BEGIN Material to process

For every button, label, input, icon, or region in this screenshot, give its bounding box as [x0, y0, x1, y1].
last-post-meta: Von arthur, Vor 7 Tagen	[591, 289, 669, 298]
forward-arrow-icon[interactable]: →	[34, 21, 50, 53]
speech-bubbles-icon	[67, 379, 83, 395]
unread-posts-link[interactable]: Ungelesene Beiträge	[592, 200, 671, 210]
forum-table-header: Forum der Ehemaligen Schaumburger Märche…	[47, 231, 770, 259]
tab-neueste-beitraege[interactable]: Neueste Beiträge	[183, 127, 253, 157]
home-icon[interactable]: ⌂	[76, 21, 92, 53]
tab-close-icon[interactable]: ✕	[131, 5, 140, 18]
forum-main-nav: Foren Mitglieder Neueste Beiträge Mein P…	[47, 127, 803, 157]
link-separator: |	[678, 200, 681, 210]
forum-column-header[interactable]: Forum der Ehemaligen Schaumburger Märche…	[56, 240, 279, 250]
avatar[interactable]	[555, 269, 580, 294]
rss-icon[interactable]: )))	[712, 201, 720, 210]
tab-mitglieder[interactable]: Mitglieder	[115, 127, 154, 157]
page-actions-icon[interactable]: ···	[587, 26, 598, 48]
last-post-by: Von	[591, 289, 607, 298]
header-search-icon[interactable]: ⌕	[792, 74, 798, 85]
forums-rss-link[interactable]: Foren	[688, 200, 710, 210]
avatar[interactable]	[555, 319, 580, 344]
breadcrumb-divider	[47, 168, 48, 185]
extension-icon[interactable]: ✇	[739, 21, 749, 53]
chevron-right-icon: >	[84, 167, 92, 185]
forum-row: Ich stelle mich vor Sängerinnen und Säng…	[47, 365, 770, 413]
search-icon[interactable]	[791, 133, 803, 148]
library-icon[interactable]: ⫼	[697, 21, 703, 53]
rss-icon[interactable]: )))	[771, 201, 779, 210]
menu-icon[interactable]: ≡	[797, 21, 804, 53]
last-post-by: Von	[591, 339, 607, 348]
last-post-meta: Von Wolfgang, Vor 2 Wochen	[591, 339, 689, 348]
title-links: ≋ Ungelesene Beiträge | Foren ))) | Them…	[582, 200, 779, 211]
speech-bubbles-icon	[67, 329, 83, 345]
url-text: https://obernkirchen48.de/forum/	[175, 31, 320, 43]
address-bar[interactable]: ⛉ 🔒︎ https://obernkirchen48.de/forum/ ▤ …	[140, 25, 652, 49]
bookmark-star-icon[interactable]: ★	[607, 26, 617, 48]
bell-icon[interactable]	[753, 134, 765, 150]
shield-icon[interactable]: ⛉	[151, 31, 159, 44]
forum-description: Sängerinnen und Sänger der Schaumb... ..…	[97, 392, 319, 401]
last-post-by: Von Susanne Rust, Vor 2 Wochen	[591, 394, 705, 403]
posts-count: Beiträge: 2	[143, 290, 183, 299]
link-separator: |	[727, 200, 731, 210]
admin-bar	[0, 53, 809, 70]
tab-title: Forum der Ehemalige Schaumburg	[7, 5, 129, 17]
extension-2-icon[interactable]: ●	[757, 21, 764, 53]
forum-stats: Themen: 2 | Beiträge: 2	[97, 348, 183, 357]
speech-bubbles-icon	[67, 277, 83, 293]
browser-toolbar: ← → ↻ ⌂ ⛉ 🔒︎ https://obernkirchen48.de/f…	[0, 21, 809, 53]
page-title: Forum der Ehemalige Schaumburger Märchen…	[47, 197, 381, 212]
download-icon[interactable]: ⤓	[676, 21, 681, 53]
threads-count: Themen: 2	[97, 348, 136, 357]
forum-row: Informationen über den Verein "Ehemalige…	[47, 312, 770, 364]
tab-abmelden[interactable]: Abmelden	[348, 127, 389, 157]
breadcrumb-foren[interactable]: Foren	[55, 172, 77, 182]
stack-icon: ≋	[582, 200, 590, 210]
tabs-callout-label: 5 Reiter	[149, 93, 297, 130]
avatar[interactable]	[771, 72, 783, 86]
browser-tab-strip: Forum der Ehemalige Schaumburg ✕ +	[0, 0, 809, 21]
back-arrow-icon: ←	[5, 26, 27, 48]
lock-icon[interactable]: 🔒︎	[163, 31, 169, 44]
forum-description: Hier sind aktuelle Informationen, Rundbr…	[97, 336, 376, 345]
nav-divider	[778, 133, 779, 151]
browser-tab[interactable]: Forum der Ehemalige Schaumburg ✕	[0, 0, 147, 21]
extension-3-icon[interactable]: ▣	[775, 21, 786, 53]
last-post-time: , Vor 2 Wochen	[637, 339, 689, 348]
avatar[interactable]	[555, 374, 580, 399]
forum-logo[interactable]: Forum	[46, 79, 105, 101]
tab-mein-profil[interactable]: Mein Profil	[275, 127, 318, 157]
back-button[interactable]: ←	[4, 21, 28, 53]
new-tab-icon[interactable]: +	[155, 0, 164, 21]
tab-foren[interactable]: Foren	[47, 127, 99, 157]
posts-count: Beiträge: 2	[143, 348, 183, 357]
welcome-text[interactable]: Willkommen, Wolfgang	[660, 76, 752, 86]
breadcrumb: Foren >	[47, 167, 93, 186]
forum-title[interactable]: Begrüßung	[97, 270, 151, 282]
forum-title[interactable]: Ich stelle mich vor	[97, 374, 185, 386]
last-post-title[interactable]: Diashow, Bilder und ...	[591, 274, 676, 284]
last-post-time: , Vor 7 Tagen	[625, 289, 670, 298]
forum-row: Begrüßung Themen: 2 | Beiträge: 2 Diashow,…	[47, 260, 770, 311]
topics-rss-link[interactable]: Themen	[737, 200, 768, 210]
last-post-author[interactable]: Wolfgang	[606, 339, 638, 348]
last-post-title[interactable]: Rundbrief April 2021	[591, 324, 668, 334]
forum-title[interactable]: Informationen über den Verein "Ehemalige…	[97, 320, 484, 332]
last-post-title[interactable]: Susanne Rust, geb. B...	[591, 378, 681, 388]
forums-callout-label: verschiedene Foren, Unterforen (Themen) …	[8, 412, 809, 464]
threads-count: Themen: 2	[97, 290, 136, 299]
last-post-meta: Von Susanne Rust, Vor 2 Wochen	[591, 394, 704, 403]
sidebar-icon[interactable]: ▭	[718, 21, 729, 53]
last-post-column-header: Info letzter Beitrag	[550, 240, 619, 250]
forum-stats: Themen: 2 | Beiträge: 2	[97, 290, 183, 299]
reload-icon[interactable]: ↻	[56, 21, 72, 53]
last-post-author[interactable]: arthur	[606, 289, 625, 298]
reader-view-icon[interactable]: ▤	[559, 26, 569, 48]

END Material to process

_Goal:_ Copy every item above word for word, without changing anything.

_Full output:_
For every button, label, input, icon, or region in this screenshot, give its bounding box as [x0, y0, x1, y1].
last-post-meta: Von arthur, Vor 7 Tagen	[591, 289, 669, 298]
forward-arrow-icon[interactable]: →	[34, 21, 50, 53]
speech-bubbles-icon	[67, 379, 83, 395]
unread-posts-link[interactable]: Ungelesene Beiträge	[592, 200, 671, 210]
forum-table-header: Forum der Ehemaligen Schaumburger Märche…	[47, 231, 770, 259]
tab-neueste-beitraege[interactable]: Neueste Beiträge	[183, 127, 253, 157]
home-icon[interactable]: ⌂	[76, 21, 92, 53]
tab-close-icon[interactable]: ✕	[131, 5, 140, 18]
forum-main-nav: Foren Mitglieder Neueste Beiträge Mein P…	[47, 127, 803, 157]
link-separator: |	[678, 200, 681, 210]
forum-column-header[interactable]: Forum der Ehemaligen Schaumburger Märche…	[56, 240, 279, 250]
avatar[interactable]	[555, 269, 580, 294]
rss-icon[interactable]: )))	[712, 201, 720, 210]
tab-mitglieder[interactable]: Mitglieder	[115, 127, 154, 157]
page-actions-icon[interactable]: ···	[587, 26, 598, 48]
last-post-by: Von	[591, 289, 607, 298]
header-search-icon[interactable]: ⌕	[792, 74, 798, 85]
forums-rss-link[interactable]: Foren	[688, 200, 710, 210]
avatar[interactable]	[555, 319, 580, 344]
breadcrumb-divider	[47, 168, 48, 185]
extension-icon[interactable]: ✇	[739, 21, 749, 53]
chevron-right-icon: >	[84, 167, 92, 185]
forum-row: Ich stelle mich vor Sängerinnen und Säng…	[47, 365, 770, 413]
search-icon[interactable]	[791, 133, 803, 148]
library-icon[interactable]: ⫼	[697, 21, 703, 53]
rss-icon[interactable]: )))	[771, 201, 779, 210]
menu-icon[interactable]: ≡	[797, 21, 804, 53]
last-post-by: Von	[591, 339, 607, 348]
last-post-meta: Von Wolfgang, Vor 2 Wochen	[591, 339, 689, 348]
title-links: ≋ Ungelesene Beiträge | Foren ))) | Them…	[582, 200, 779, 211]
speech-bubbles-icon	[67, 329, 83, 345]
url-text: https://obernkirchen48.de/forum/	[175, 31, 320, 43]
address-bar[interactable]: ⛉ 🔒︎ https://obernkirchen48.de/forum/ ▤ …	[140, 25, 652, 49]
bookmark-star-icon[interactable]: ★	[607, 26, 617, 48]
bell-icon[interactable]	[753, 134, 765, 150]
shield-icon[interactable]: ⛉	[151, 31, 159, 44]
forum-description: Sängerinnen und Sänger der Schaumb... ..…	[97, 392, 319, 401]
last-post-by: Von Susanne Rust, Vor 2 Wochen	[591, 394, 705, 403]
posts-count: Beiträge: 2	[143, 290, 183, 299]
link-separator: |	[727, 200, 731, 210]
admin-bar	[0, 53, 809, 70]
tab-title: Forum der Ehemalige Schaumburg	[7, 5, 129, 17]
extension-2-icon[interactable]: ●	[757, 21, 764, 53]
forum-stats: Themen: 2 | Beiträge: 2	[97, 348, 183, 357]
speech-bubbles-icon	[67, 277, 83, 293]
browser-toolbar: ← → ↻ ⌂ ⛉ 🔒︎ https://obernkirchen48.de/f…	[0, 21, 809, 53]
page-title: Forum der Ehemalige Schaumburger Märchen…	[47, 197, 381, 212]
download-icon[interactable]: ⤓	[676, 21, 681, 53]
threads-count: Themen: 2	[97, 348, 136, 357]
forum-row: Informationen über den Verein "Ehemalige…	[47, 312, 770, 364]
tab-abmelden[interactable]: Abmelden	[348, 127, 389, 157]
breadcrumb-foren[interactable]: Foren	[55, 172, 77, 182]
stack-icon: ≋	[582, 200, 590, 210]
tabs-callout-label: 5 Reiter	[149, 93, 297, 130]
avatar[interactable]	[771, 72, 783, 86]
browser-tab-strip: Forum der Ehemalige Schaumburg ✕ +	[0, 0, 809, 21]
back-arrow-icon: ←	[5, 26, 27, 48]
lock-icon[interactable]: 🔒︎	[163, 31, 169, 44]
forum-description: Hier sind aktuelle Informationen, Rundbr…	[97, 336, 376, 345]
nav-divider	[778, 133, 779, 151]
browser-tab[interactable]: Forum der Ehemalige Schaumburg ✕	[0, 0, 147, 21]
extension-3-icon[interactable]: ▣	[775, 21, 786, 53]
last-post-time: , Vor 2 Wochen	[637, 339, 689, 348]
avatar[interactable]	[555, 374, 580, 399]
forum-logo[interactable]: Forum	[46, 79, 105, 101]
tab-mein-profil[interactable]: Mein Profil	[275, 127, 318, 157]
back-button[interactable]: ←	[4, 21, 28, 53]
new-tab-icon[interactable]: +	[155, 0, 164, 21]
tab-foren[interactable]: Foren	[47, 127, 99, 157]
posts-count: Beiträge: 2	[143, 348, 183, 357]
welcome-text[interactable]: Willkommen, Wolfgang	[660, 76, 752, 86]
breadcrumb: Foren >	[47, 167, 93, 186]
forum-title[interactable]: Begrüßung	[97, 270, 151, 282]
forum-title[interactable]: Ich stelle mich vor	[97, 374, 185, 386]
last-post-title[interactable]: Diashow, Bilder und ...	[591, 274, 676, 284]
last-post-time: , Vor 7 Tagen	[625, 289, 670, 298]
forum-row: Begrüßung Themen: 2 | Beiträge: 2 Diashow,…	[47, 260, 770, 311]
topics-rss-link[interactable]: Themen	[737, 200, 768, 210]
last-post-author[interactable]: Wolfgang	[606, 339, 638, 348]
last-post-title[interactable]: Rundbrief April 2021	[591, 324, 668, 334]
forum-title[interactable]: Informationen über den Verein "Ehemalige…	[97, 320, 484, 332]
last-post-title[interactable]: Susanne Rust, geb. B...	[591, 378, 681, 388]
forums-callout-label: verschiedene Foren, Unterforen (Themen) …	[8, 412, 809, 464]
threads-count: Themen: 2	[97, 290, 136, 299]
last-post-meta: Von Susanne Rust, Vor 2 Wochen	[591, 394, 704, 403]
sidebar-icon[interactable]: ▭	[718, 21, 729, 53]
last-post-column-header: Info letzter Beitrag	[550, 240, 619, 250]
forum-stats: Themen: 2 | Beiträge: 2	[97, 290, 183, 299]
reload-icon[interactable]: ↻	[56, 21, 72, 53]
last-post-author[interactable]: arthur	[606, 289, 625, 298]
reader-view-icon[interactable]: ▤	[559, 26, 569, 48]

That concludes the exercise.